#### [EXERCISE REQUIREMENTS]
Would you quote every entry exactly, dropping only the pictures?

-------- EXERCISE DATA --------

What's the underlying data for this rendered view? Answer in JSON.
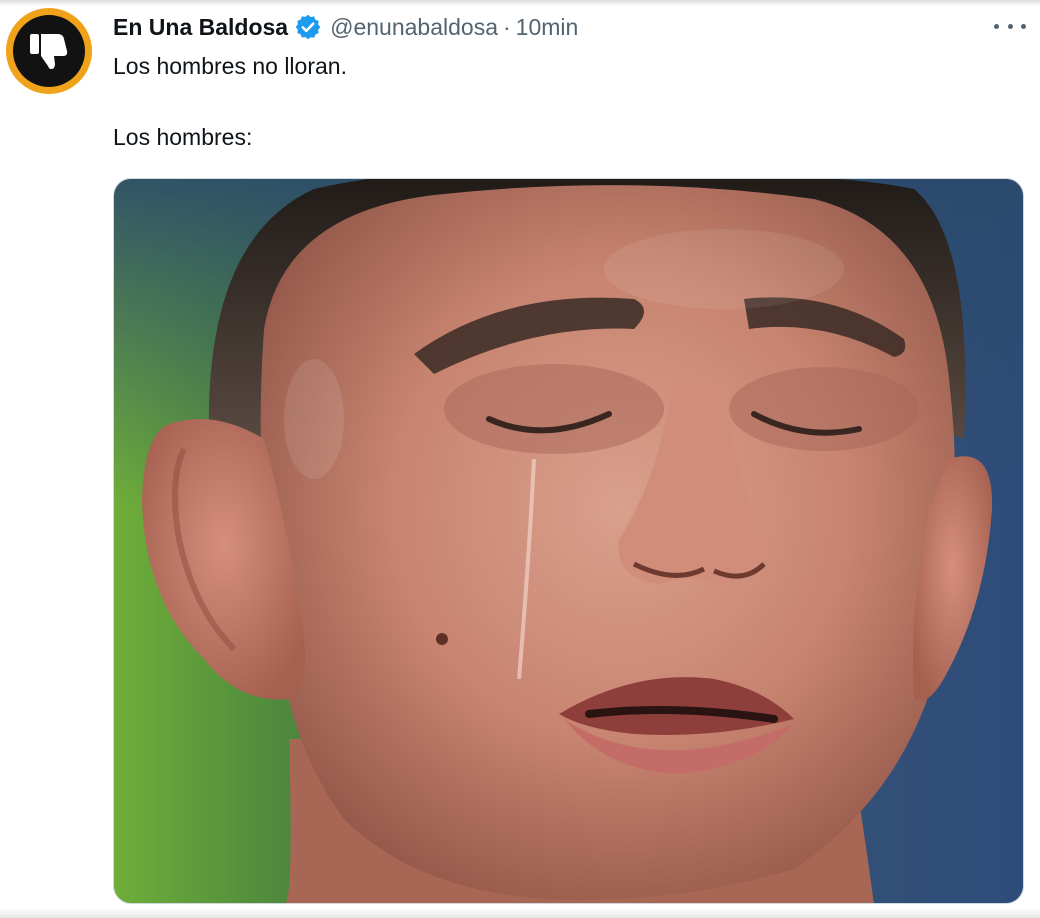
{
  "tweet": {
    "display_name": "En Una Baldosa",
    "handle": "@enunabaldosa",
    "separator": "·",
    "time": "10min",
    "text_line1": "Los hombres no lloran.",
    "text_line2": "Los hombres:"
  },
  "avatar": {
    "icon": "thumbs-down-icon",
    "ring_color": "#f0a21b",
    "bg_color": "#121212"
  },
  "verified_badge": {
    "icon": "verified-badge-icon",
    "color": "#1d9bf0"
  },
  "more_menu": {
    "icon": "more-options-icon"
  },
  "media": {
    "type": "photo",
    "icon": "crying-man-photo"
  }
}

--------

#### [SOLUTION TO THE PROBLEM]
What's the underlying data for this rendered view? Answer in JSON.
{
  "tweet": {
    "display_name": "En Una Baldosa",
    "handle": "@enunabaldosa",
    "separator": "·",
    "time": "10min",
    "text_line1": "Los hombres no lloran.",
    "text_line2": "Los hombres:"
  },
  "avatar": {
    "icon": "thumbs-down-icon",
    "ring_color": "#f0a21b",
    "bg_color": "#121212"
  },
  "verified_badge": {
    "icon": "verified-badge-icon",
    "color": "#1d9bf0"
  },
  "more_menu": {
    "icon": "more-options-icon"
  },
  "media": {
    "type": "photo",
    "icon": "crying-man-photo"
  }
}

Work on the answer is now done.